*TASK INSTRUCTIONS*
Convert the records from the start through the line containing "chevron-right-icon — [706, 642, 720, 666]" into a Markdown table with the columns n and Line, numbering each row and leaving out blank lines.

*EXERCISE MATERIALS*
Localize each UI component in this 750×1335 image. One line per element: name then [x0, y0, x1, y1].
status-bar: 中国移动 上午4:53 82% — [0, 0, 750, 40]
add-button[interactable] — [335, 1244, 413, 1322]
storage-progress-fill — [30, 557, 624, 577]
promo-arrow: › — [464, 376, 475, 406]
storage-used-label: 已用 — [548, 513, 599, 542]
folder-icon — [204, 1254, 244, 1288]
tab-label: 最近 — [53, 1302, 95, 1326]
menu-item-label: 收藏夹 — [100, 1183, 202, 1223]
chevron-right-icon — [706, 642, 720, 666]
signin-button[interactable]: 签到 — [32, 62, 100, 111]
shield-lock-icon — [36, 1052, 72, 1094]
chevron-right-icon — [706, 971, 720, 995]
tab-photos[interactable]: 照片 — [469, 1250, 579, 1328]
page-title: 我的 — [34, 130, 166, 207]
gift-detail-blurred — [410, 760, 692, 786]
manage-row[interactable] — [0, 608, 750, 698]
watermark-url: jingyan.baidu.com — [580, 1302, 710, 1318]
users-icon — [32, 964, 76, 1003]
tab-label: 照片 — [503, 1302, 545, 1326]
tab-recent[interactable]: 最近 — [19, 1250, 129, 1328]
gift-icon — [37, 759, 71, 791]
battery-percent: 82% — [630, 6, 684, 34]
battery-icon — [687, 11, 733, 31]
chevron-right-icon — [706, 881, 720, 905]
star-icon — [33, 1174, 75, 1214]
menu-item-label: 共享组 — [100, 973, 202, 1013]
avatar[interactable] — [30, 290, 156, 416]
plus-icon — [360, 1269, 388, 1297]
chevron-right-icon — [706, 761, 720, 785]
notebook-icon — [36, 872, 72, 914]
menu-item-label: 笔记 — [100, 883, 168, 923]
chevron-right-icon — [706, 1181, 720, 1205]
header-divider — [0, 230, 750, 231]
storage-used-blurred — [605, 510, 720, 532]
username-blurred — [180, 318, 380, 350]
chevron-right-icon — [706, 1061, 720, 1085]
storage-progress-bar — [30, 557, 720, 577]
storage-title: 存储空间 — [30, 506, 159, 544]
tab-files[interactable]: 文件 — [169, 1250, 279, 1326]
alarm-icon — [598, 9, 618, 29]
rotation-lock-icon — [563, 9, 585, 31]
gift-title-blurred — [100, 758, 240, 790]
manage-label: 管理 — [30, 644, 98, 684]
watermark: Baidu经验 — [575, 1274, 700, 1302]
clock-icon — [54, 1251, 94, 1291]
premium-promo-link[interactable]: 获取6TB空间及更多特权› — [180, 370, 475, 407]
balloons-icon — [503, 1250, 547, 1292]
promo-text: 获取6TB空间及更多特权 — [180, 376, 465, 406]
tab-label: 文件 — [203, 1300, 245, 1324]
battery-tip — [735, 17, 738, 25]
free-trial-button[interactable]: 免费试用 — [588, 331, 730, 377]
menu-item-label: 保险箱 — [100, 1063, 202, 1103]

*RESULT OF THE EXERCISE*
| n | Line |
|---|---|
| 1 | Localize each UI component in this 750×1335 image. One line per element: name then [x0, y0, x1, y1]. |
| 2 | status-bar: 中国移动 上午4:53 82% — [0, 0, 750, 40] |
| 3 | add-button[interactable] — [335, 1244, 413, 1322] |
| 4 | storage-progress-fill — [30, 557, 624, 577] |
| 5 | promo-arrow: › — [464, 376, 475, 406] |
| 6 | storage-used-label: 已用 — [548, 513, 599, 542] |
| 7 | folder-icon — [204, 1254, 244, 1288] |
| 8 | tab-label: 最近 — [53, 1302, 95, 1326] |
| 9 | menu-item-label: 收藏夹 — [100, 1183, 202, 1223] |
| 10 | chevron-right-icon — [706, 642, 720, 666] |